Report the number of lines in the entries below that include the word "mais", and nothing else.

**Task data:**
* * *
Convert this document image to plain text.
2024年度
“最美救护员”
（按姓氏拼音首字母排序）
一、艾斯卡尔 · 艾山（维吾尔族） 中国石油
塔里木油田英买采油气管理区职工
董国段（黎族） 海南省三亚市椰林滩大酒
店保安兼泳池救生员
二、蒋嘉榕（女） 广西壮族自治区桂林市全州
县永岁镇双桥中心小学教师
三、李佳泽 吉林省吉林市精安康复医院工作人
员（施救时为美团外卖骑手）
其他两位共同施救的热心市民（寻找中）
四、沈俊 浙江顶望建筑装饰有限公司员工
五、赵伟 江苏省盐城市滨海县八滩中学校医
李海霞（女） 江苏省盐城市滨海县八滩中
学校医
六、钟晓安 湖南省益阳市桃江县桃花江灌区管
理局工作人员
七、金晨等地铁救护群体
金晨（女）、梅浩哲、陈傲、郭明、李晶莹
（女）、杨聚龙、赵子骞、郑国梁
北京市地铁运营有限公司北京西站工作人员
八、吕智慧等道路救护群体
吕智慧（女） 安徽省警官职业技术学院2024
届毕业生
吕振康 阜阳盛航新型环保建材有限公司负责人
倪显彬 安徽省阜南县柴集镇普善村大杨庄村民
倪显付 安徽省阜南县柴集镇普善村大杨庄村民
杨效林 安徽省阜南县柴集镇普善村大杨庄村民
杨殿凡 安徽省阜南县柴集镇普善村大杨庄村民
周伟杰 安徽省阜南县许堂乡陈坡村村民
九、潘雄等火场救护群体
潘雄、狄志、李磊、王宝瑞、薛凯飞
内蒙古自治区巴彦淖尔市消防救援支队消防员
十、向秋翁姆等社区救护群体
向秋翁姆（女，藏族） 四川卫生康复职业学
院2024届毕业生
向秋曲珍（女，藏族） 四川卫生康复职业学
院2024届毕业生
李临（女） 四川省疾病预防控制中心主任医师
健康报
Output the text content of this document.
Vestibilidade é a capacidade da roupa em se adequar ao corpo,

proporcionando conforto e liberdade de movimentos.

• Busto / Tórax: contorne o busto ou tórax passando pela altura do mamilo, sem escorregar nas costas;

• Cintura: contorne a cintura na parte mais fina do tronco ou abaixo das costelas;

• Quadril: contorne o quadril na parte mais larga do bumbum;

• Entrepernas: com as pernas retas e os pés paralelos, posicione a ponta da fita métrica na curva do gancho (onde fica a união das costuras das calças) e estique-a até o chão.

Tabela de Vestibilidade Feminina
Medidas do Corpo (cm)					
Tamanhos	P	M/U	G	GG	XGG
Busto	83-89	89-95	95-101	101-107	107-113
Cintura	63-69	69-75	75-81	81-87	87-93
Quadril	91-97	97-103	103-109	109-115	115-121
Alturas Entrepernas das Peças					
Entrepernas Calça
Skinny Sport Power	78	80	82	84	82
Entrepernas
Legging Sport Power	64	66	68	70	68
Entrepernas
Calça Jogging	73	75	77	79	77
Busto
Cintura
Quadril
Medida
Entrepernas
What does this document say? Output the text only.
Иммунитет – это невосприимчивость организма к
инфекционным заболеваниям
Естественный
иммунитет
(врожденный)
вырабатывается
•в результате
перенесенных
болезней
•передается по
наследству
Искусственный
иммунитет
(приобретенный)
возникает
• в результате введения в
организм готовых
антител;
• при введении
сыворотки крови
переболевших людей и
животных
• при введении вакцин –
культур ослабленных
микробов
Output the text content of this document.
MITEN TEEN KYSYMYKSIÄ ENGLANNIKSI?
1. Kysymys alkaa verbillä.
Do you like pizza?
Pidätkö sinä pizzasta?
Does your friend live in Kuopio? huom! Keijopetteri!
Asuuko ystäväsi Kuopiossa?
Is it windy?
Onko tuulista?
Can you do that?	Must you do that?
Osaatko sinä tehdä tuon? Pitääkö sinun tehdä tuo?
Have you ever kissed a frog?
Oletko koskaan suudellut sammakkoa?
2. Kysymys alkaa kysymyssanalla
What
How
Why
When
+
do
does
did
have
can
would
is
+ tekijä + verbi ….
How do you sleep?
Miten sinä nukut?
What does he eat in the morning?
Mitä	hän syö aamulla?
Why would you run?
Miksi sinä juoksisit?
* * *
**Task solution:** 2